▶ Instructions for the task
Write out the whole listing again, exactly.

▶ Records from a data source
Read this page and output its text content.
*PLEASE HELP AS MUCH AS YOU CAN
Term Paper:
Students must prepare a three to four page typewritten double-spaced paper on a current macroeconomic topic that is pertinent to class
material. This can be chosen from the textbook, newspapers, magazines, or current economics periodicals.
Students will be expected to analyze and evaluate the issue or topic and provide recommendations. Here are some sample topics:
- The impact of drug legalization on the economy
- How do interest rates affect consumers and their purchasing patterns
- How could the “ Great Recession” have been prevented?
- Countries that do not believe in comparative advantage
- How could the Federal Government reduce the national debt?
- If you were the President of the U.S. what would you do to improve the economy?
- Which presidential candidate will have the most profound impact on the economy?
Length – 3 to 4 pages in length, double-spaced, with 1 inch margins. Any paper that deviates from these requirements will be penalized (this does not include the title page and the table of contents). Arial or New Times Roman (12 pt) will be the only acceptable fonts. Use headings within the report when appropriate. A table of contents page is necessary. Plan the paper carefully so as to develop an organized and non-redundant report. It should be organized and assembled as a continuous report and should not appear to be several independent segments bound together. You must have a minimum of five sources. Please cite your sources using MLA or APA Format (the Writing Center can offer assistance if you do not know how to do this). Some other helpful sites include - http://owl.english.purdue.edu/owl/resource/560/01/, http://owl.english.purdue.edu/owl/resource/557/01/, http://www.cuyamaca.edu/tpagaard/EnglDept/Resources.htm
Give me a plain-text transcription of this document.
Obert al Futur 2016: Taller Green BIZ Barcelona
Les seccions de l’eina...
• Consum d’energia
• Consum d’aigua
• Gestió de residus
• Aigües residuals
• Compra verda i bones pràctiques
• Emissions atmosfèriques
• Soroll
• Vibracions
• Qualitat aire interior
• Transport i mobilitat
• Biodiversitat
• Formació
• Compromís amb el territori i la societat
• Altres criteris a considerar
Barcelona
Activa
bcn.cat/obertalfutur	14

▶ Reply to the exercise
Read this page and output its text content.
*PLEASE HELP AS MUCH AS YOU CAN
Term Paper:
Students must prepare a three to four page typewritten double-spaced paper on a current macroeconomic topic that is pertinent to class
material. This can be chosen from the textbook, newspapers, magazines, or current economics periodicals.
Students will be expected to analyze and evaluate the issue or topic and provide recommendations. Here are some sample topics:
- The impact of drug legalization on the economy
- How do interest rates affect consumers and their purchasing patterns
- How could the “ Great Recession” have been prevented?
- Countries that do not believe in comparative advantage
- How could the Federal Government reduce the national debt?
- If you were the President of the U.S. what would you do to improve the economy?
- Which presidential candidate will have the most profound impact on the economy?
Length – 3 to 4 pages in length, double-spaced, with 1 inch margins. Any paper that deviates from these requirements will be penalized (this does not include the title page and the table of contents). Arial or New Times Roman (12 pt) will be the only acceptable fonts. Use headings within the report when appropriate. A table of contents page is necessary. Plan the paper carefully so as to develop an organized and non-redundant report. It should be organized and assembled as a continuous report and should not appear to be several independent segments bound together. You must have a minimum of five sources. Please cite your sources using MLA or APA Format (the Writing Center can offer assistance if you do not know how to do this). Some other helpful sites include - http://owl.english.purdue.edu/owl/resource/560/01/, http://owl.english.purdue.edu/owl/resource/557/01/, http://www.cuyamaca.edu/tpagaard/EnglDept/Resources.htm
Give me a plain-text transcription of this document.
Obert al Futur 2016: Taller Green BIZ Barcelona
Les seccions de l’eina...
• Consum d’energia
• Consum d’aigua
• Gestió de residus
• Aigües residuals
• Compra verda i bones pràctiques
• Emissions atmosfèriques
• Soroll
• Vibracions
• Qualitat aire interior
• Transport i mobilitat
• Biodiversitat
• Formació
• Compromís amb el territori i la societat
• Altres criteris a considerar
Barcelona
Activa
bcn.cat/obertalfutur	14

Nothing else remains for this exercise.